Task statement
Reproduce the material in full, unchanged.

Data provided
******************************
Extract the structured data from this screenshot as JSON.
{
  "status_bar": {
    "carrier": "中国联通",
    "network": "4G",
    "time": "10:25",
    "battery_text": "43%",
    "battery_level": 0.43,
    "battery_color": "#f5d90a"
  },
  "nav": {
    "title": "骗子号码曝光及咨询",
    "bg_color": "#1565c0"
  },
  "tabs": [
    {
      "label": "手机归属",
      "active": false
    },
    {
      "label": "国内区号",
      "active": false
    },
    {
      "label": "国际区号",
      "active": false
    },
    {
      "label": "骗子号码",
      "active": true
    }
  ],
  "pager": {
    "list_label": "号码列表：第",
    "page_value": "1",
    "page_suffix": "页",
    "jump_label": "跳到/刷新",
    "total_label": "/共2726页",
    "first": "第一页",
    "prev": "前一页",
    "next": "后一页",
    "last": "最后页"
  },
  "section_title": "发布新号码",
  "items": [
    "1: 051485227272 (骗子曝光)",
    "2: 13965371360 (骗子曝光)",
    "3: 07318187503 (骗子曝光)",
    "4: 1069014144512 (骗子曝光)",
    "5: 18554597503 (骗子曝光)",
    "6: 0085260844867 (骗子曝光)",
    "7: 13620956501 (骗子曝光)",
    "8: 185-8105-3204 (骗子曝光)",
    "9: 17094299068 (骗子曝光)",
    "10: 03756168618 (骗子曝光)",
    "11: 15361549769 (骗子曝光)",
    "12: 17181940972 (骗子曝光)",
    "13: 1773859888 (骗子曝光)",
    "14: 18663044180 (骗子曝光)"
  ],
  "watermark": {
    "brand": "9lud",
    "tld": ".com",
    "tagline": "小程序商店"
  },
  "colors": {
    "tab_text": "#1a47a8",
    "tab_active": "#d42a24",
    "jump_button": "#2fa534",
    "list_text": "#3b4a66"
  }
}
******************************
Exercise response
Extract the structured data from this screenshot as JSON.
{
  "status_bar": {
    "carrier": "中国联通",
    "network": "4G",
    "time": "10:25",
    "battery_text": "43%",
    "battery_level": 0.43,
    "battery_color": "#f5d90a"
  },
  "nav": {
    "title": "骗子号码曝光及咨询",
    "bg_color": "#1565c0"
  },
  "tabs": [
    {
      "label": "手机归属",
      "active": false
    },
    {
      "label": "国内区号",
      "active": false
    },
    {
      "label": "国际区号",
      "active": false
    },
    {
      "label": "骗子号码",
      "active": true
    }
  ],
  "pager": {
    "list_label": "号码列表：第",
    "page_value": "1",
    "page_suffix": "页",
    "jump_label": "跳到/刷新",
    "total_label": "/共2726页",
    "first": "第一页",
    "prev": "前一页",
    "next": "后一页",
    "last": "最后页"
  },
  "section_title": "发布新号码",
  "items": [
    "1: 051485227272 (骗子曝光)",
    "2: 13965371360 (骗子曝光)",
    "3: 07318187503 (骗子曝光)",
    "4: 1069014144512 (骗子曝光)",
    "5: 18554597503 (骗子曝光)",
    "6: 0085260844867 (骗子曝光)",
    "7: 13620956501 (骗子曝光)",
    "8: 185-8105-3204 (骗子曝光)",
    "9: 17094299068 (骗子曝光)",
    "10: 03756168618 (骗子曝光)",
    "11: 15361549769 (骗子曝光)",
    "12: 17181940972 (骗子曝光)",
    "13: 1773859888 (骗子曝光)",
    "14: 18663044180 (骗子曝光)"
  ],
  "watermark": {
    "brand": "9lud",
    "tld": ".com",
    "tagline": "小程序商店"
  },
  "colors": {
    "tab_text": "#1a47a8",
    "tab_active": "#d42a24",
    "jump_button": "#2fa534",
    "list_text": "#3b4a66"
  }
}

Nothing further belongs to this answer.